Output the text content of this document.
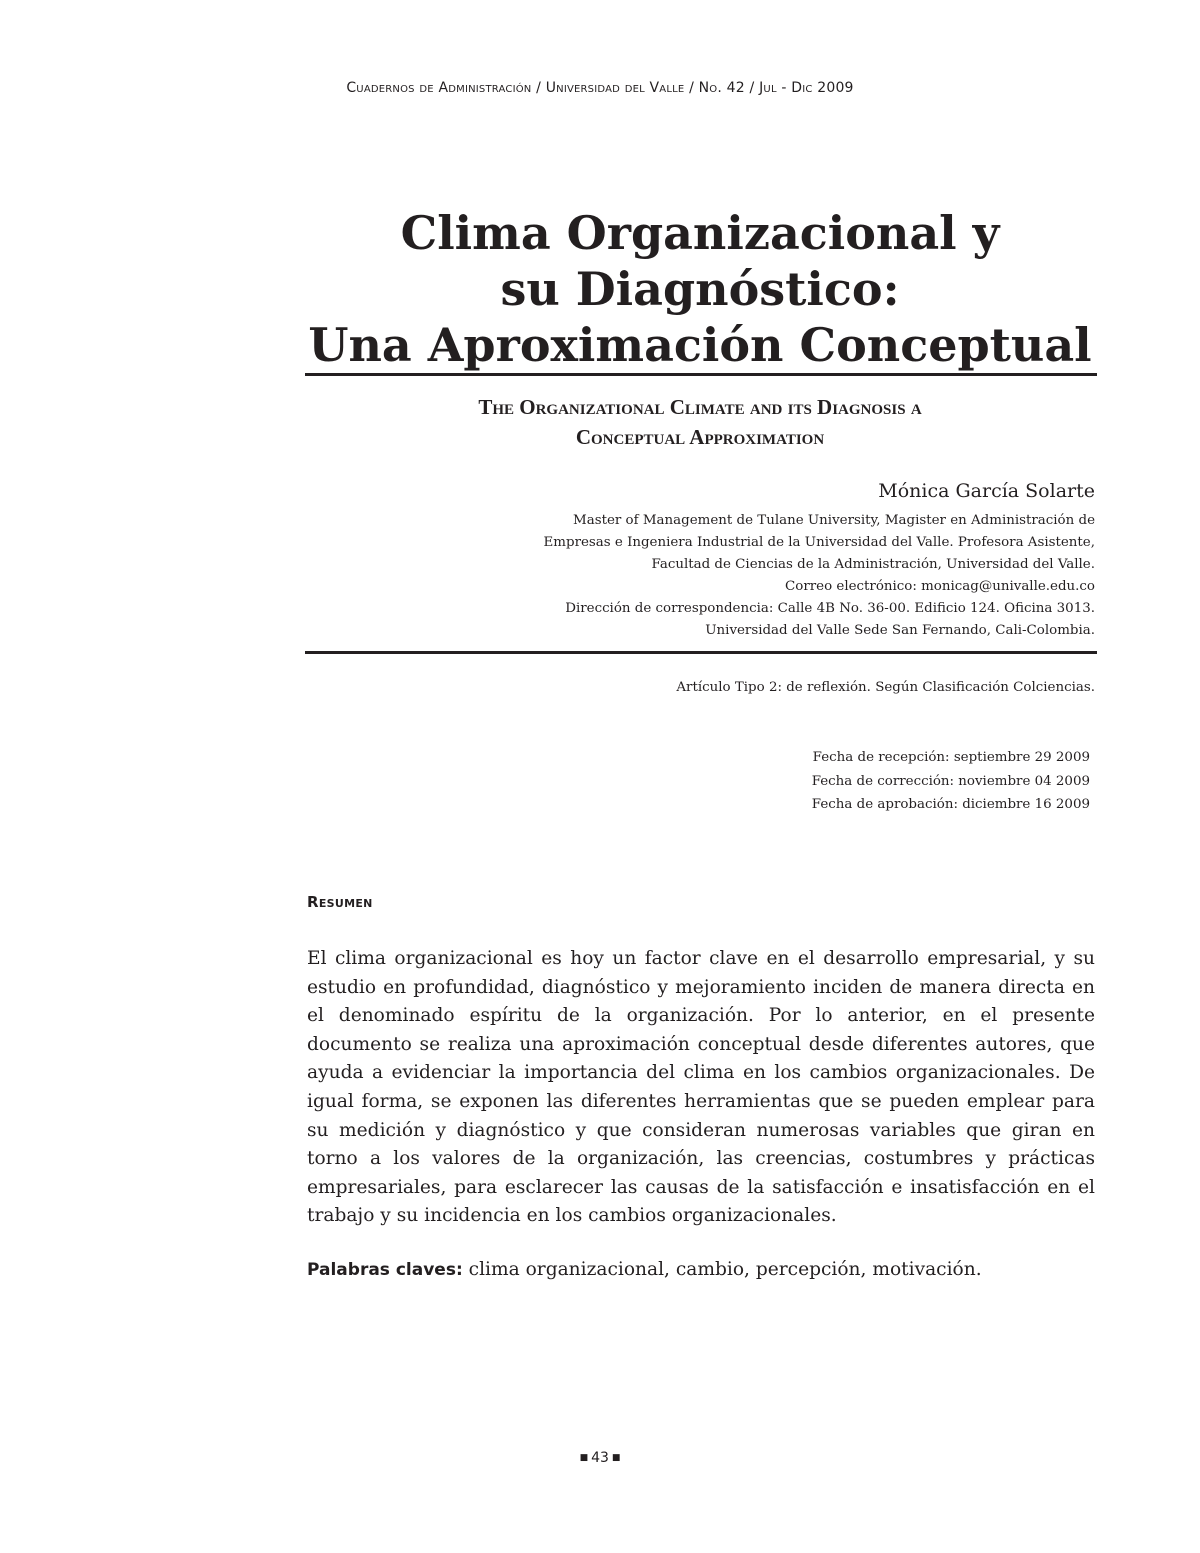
Cuadernos de Administración / Universidad del Valle / No. 42 / Jul - Dic 2009
Clima Organizacional y
su Diagnóstico:
Una Aproximación Conceptual
The Organizational Climate and its Diagnosis a
Conceptual Approximation
Mónica García Solarte
Master of Management de Tulane University, Magister en Administración de
Empresas e Ingeniera Industrial de la Universidad del Valle. Profesora Asistente,
Facultad de Ciencias de la Administración, Universidad del Valle.
Correo electrónico: monicag@univalle.edu.co
Dirección de correspondencia: Calle 4B No. 36-00. Edificio 124. Oficina 3013.
Universidad del Valle Sede San Fernando, Cali-Colombia.
Artículo Tipo 2: de reflexión. Según Clasificación Colciencias.
Fecha de recepción: septiembre 29 2009
Fecha de corrección: noviembre 04 2009
Fecha de aprobación: diciembre 16 2009
Resumen
El clima organizacional es hoy un factor clave en el desarrollo empresarial, y su estudio en profundidad, diagnóstico y mejoramiento inciden de manera directa en el denominado espíritu de la organización. Por lo anterior, en el presente documento se realiza una aproximación conceptual desde diferentes autores, que ayuda a evidenciar la importancia del clima en los cambios organizacionales. De igual forma, se exponen las diferentes herramientas que se pueden emplear para su medición y diagnóstico y que consideran numerosas variables que giran en torno a los valores de la organización, las creencias, costumbres y prácticas empresariales, para esclarecer las causas de la satisfacción e insatisfacción en el trabajo y su incidencia en los cambios organizacionales.
Palabras claves: clima organizacional, cambio, percepción, motivación.
■ 43 ■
────────────────────────────────────────
Your goal:
Output all of the entries verbatim, leaving out any images.

Task output:
Output the text content of this document.
Cuadernos de Administración / Universidad del Valle / No. 42 / Jul - Dic 2009
Clima Organizacional y
su Diagnóstico:
Una Aproximación Conceptual
The Organizational Climate and its Diagnosis a
Conceptual Approximation
Mónica García Solarte
Master of Management de Tulane University, Magister en Administración de
Empresas e Ingeniera Industrial de la Universidad del Valle. Profesora Asistente,
Facultad de Ciencias de la Administración, Universidad del Valle.
Correo electrónico: monicag@univalle.edu.co
Dirección de correspondencia: Calle 4B No. 36-00. Edificio 124. Oficina 3013.
Universidad del Valle Sede San Fernando, Cali-Colombia.
Artículo Tipo 2: de reflexión. Según Clasificación Colciencias.
Fecha de recepción: septiembre 29 2009
Fecha de corrección: noviembre 04 2009
Fecha de aprobación: diciembre 16 2009
Resumen
El clima organizacional es hoy un factor clave en el desarrollo empresarial, y su estudio en profundidad, diagnóstico y mejoramiento inciden de manera directa en el denominado espíritu de la organización. Por lo anterior, en el presente documento se realiza una aproximación conceptual desde diferentes autores, que ayuda a evidenciar la importancia del clima en los cambios organizacionales. De igual forma, se exponen las diferentes herramientas que se pueden emplear para su medición y diagnóstico y que consideran numerosas variables que giran en torno a los valores de la organización, las creencias, costumbres y prácticas empresariales, para esclarecer las causas de la satisfacción e insatisfacción en el trabajo y su incidencia en los cambios organizacionales.
Palabras claves: clima organizacional, cambio, percepción, motivación.
■ 43 ■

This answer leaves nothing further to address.